Tuesday, May 3, 2022

Better Call Saul Season 6, Episode 4, “Hit and Run”

"Hit and Run” is one of those incremental episodes of Better Call Saul, where nothing major happens, but where plots advance bit by inexorable bit. In the hands of a less skilled creative team, it could come across as boring or rote, but in the hands of these writers, and especially in the hands of first-time director Rhea Seehorn, the episode is still incredibly compelling. It helps, of course, that Seehorn directs the hell out of it. “Hit and Run” is full of stylistic flourishes and visual nuance that enlivens the action and enhances the storytelling in various ways. 

Take, for instance, what is probably the episode’s most exciting development: Kim and Mike meet for the first time. It’s an exciting scene for a number of reasons: it features two fan favorites interacting (finally) after five seasons of television; it represents another rare intersection between the cartel and legal halves of the series, and it honors both of the characters’ core traits. However, it’s Mike’s introduction to the scene that is truly sublime. Earlier, Kim spotted and confronted the tail that we first saw following her and Jimmy back in “Carrot and Stick.” She puts on a bold face when chasing them away, but later we see that the confrontation has unnerved her. After she escorts a client out of her de facto office in the El Camino Dining Room, she anxiously peers out the windows to see if the tail has returned. As she pays her bill, we hear a familiar voice from off screen reassure her that the men are indeed gone, and then the camera tracks over to reveal Mike sitting calmly at the counter. This stylistic flourish teases out Mike’s entrance, in turn complementing the keen anticipation most viewers likely feel over finally getting to see these two characters interact (which itself was never guaranteed, given how cloistered they’ve each been in their own halves of the series).

The scene itself is also great because their interaction fully respects both characters: Mike is at his most Mike, and Kim is at her most Kim. Mike is laconic, saying only what he needs to, and letting his silences do some of his talking, while Kim is probing, analytical, and inferential. The only reason this meeting even happens is because Mike is doing what he always does -- trying to stop potential problems from developing -- this time by telling Kim the reason he assigned men to tail her: Lalo is still alive, and might attempt to contact (or worse) her or Jimmy.* Mike doesn’t tell Kim who he’s working for, but Kim immediately figures out that Mike is the man who saved Jimmy in the desert, and when she asks Mike why he’s come to her instead of Jimmy, Mike leans on his correct assessment that she’s “made of sterner stuff” than Jimmy. 

*Seehorn’s performance is great in this moment: a shiver runs run down Kim’s spine upon hearing the news.

Of course, Mike learned how formidable Kim is when he watched her defend Jimmy against Lalo back in “Bad Choice Road,” so it makes sense that this impression would inform his decision to contact her here. It’s a far cry from the assumptions he made about her back in “Bagman,” when he chastised Jimmy for involving Kim in “the game,” as he put it. Now, he knows Kim is a better player than Jimmy. Game recognizes game! 

The scene between them ends with another serial reference. As Mike starts to leave, Kim realizes she recognizes him from the courthouse parking booth, and when Mike confirms that he did indeed used to work there, his confirmation hangs in the air, as if to emphasize that it was in a past life. Not only does this exchange recall the first season of the series, where Jimmy first met Mike in the parking lot, but it also recalls Mike’s speech to Jimmy about choices and the difficulty of deviating from the road you’re travelling. He was a parking attendant, but his path is a different one now.

SHORT PROBLEM 1: Pull out the records from their first line through the line containing "- row-index-cell: 186: [124, 766, 157, 789]", both ends included, and copy them word for word.

RECORD SET:
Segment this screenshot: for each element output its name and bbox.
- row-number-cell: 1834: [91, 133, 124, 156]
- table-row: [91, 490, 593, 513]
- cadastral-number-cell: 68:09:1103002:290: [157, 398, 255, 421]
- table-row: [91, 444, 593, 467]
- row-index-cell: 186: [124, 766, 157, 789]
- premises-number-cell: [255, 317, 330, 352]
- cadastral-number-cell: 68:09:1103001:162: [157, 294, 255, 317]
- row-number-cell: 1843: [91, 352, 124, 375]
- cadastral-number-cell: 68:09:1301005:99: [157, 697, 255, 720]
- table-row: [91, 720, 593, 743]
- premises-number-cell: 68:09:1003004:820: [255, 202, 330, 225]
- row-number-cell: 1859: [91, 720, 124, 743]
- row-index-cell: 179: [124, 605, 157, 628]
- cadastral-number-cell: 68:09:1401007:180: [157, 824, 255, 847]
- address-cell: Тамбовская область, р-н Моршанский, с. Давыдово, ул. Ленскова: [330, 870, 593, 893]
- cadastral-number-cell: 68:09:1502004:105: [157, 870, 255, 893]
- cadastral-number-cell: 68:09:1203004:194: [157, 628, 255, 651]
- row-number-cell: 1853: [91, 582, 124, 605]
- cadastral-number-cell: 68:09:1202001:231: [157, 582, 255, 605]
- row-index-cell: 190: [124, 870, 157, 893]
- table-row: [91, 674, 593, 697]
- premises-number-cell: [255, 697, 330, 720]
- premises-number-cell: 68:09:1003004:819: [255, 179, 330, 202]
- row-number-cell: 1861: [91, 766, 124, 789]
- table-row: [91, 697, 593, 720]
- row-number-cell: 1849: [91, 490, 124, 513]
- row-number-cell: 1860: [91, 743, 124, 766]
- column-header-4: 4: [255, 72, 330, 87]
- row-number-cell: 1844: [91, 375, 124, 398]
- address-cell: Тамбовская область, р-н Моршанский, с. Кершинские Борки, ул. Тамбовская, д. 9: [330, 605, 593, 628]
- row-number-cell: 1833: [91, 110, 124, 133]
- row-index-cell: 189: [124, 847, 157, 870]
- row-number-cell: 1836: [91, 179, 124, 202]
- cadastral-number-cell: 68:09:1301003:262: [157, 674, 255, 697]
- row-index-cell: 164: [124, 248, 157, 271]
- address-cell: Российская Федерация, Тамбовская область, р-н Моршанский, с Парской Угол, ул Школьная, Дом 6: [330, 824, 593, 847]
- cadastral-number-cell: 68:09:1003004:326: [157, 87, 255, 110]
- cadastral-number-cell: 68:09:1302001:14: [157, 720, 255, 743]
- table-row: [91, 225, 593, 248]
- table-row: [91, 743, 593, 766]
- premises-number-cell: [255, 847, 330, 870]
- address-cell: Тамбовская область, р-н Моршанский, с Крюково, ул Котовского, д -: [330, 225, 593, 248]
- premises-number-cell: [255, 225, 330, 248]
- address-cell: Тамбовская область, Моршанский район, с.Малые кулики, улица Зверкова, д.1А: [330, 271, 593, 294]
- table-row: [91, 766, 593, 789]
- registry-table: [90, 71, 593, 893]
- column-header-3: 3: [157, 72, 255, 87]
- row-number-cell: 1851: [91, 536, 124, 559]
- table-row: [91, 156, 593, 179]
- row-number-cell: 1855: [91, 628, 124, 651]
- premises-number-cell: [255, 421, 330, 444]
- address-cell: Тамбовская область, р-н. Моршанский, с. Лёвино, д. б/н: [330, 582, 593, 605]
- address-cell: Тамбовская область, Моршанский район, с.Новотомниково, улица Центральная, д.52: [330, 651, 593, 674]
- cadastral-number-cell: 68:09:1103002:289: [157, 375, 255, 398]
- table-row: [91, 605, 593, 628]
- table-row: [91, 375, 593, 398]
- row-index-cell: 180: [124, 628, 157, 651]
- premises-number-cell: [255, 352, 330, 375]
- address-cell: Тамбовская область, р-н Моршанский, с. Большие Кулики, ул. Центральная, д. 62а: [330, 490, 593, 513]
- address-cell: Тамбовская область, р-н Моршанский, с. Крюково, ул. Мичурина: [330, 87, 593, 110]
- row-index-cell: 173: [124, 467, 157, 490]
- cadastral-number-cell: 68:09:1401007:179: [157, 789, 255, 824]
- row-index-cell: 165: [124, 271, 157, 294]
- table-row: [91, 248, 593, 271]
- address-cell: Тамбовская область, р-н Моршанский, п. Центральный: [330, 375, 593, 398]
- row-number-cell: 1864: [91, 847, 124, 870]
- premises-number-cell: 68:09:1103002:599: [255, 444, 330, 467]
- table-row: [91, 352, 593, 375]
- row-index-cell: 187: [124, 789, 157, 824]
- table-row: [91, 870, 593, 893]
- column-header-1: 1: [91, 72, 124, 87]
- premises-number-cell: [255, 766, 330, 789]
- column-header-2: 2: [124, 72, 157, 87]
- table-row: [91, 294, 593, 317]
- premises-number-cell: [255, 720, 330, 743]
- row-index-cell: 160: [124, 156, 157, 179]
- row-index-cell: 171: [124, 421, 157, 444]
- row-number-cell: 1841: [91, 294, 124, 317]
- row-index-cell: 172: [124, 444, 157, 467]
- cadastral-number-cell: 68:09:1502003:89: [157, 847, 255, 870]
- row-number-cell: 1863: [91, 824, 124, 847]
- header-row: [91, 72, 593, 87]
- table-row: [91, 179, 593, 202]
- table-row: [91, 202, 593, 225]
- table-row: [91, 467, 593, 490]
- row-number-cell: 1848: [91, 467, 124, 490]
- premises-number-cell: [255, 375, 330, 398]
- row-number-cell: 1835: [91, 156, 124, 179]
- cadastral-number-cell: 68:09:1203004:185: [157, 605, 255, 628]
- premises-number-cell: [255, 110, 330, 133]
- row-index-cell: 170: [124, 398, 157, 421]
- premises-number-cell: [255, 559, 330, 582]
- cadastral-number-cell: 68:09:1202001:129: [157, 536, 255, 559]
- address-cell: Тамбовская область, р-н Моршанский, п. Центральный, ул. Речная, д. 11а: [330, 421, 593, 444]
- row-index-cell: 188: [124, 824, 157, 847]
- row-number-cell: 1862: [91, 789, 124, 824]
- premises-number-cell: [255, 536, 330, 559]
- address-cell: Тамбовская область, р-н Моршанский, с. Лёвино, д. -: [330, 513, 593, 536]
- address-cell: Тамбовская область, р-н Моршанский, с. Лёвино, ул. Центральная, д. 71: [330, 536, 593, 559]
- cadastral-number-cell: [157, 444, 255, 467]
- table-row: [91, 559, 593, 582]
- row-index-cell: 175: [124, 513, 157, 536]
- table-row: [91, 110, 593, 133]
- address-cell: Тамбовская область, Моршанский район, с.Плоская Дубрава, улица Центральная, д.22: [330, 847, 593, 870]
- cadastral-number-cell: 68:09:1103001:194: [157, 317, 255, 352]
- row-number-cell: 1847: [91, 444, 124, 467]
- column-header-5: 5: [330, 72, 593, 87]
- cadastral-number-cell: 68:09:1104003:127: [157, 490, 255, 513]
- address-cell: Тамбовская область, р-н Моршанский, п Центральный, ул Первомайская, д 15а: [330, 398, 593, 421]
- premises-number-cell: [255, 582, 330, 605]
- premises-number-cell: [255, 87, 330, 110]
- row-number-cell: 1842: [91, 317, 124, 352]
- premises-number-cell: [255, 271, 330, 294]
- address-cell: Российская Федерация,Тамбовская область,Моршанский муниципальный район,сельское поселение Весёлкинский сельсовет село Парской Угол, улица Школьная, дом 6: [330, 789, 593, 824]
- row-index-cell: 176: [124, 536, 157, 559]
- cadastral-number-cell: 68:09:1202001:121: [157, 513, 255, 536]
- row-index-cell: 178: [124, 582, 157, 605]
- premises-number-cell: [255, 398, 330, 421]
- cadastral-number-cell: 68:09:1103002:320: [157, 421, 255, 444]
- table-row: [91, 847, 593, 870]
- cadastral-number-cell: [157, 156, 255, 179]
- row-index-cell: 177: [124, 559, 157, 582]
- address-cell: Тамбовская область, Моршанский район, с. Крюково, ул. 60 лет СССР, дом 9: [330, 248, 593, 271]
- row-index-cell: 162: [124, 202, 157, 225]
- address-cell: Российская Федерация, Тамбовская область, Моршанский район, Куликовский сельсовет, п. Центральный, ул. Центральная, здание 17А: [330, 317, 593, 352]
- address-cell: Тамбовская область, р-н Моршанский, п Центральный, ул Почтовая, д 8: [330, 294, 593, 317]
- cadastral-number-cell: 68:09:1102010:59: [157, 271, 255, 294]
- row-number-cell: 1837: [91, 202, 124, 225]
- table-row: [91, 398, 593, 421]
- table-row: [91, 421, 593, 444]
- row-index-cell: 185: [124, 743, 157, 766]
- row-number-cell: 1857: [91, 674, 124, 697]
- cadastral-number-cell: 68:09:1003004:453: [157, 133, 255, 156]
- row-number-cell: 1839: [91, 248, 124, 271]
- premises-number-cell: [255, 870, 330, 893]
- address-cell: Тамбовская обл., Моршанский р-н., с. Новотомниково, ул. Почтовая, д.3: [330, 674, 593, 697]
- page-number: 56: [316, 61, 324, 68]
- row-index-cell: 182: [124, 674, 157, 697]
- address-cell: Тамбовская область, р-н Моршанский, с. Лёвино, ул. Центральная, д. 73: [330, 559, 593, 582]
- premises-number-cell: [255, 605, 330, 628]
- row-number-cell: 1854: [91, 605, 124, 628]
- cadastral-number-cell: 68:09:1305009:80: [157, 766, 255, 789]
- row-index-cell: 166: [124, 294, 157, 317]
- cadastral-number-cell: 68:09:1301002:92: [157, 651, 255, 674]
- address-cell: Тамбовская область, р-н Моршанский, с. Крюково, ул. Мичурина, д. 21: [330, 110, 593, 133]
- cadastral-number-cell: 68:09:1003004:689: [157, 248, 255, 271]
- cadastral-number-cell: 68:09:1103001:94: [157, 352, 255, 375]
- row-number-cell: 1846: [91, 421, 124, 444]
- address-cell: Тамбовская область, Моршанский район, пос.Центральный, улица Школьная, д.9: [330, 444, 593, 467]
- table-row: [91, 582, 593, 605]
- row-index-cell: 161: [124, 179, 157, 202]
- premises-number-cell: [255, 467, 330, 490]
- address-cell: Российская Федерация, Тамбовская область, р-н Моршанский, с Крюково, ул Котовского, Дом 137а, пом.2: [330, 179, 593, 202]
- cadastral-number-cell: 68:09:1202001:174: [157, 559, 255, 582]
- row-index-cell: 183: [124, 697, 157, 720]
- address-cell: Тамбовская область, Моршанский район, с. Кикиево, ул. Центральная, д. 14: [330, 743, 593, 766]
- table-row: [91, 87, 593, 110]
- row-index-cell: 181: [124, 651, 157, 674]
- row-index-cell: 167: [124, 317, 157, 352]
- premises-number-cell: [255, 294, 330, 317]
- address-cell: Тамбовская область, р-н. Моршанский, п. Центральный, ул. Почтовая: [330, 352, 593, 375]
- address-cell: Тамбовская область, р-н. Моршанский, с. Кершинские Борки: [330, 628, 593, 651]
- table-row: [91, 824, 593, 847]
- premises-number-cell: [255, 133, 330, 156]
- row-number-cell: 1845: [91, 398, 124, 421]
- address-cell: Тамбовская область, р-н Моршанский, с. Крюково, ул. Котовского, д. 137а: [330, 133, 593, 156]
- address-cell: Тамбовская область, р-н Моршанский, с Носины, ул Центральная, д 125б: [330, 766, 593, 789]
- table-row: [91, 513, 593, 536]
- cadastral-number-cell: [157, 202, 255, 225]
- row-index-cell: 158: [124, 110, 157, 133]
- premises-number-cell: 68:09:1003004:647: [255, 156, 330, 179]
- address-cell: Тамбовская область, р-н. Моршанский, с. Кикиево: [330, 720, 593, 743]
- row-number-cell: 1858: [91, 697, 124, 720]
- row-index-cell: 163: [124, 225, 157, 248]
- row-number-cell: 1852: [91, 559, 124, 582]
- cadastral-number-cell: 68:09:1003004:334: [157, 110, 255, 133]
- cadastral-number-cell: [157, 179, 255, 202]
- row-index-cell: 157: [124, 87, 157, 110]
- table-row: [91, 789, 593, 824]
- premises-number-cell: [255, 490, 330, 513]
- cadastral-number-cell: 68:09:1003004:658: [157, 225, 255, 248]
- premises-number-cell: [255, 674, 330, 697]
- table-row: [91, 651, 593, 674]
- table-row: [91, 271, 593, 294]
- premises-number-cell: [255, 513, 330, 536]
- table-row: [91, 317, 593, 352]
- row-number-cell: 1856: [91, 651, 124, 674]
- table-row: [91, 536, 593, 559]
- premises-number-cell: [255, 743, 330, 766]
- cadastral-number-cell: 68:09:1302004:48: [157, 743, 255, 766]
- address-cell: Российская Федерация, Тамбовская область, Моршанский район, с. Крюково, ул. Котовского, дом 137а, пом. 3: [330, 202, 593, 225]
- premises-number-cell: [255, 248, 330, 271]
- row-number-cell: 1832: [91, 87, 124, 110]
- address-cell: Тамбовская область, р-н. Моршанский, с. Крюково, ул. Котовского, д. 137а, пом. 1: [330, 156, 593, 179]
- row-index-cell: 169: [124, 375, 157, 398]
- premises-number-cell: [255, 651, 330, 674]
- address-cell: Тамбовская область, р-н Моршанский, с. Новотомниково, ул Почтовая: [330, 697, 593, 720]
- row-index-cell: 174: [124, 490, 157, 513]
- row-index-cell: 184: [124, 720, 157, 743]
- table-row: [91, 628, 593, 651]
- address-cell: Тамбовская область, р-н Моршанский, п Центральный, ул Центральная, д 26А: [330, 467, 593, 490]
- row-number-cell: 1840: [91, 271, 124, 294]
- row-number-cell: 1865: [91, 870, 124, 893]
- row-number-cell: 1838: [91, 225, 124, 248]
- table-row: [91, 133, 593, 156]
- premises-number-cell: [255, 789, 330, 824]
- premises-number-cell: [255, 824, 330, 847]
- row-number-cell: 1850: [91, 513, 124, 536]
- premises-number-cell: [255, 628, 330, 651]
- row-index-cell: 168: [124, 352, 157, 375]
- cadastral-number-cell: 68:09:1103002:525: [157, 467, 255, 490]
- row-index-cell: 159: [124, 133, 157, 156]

SHORT PROBLEM 2: In the review of "Hit and Run," where does Kim recognize Mike from?

COMPLETE RESPONSE 1:
Segment this screenshot: for each element output its name and bbox.
- row-number-cell: 1834: [91, 133, 124, 156]
- table-row: [91, 490, 593, 513]
- cadastral-number-cell: 68:09:1103002:290: [157, 398, 255, 421]
- table-row: [91, 444, 593, 467]
- row-index-cell: 186: [124, 766, 157, 789]

COMPLETE RESPONSE 2: The courthouse parking booth.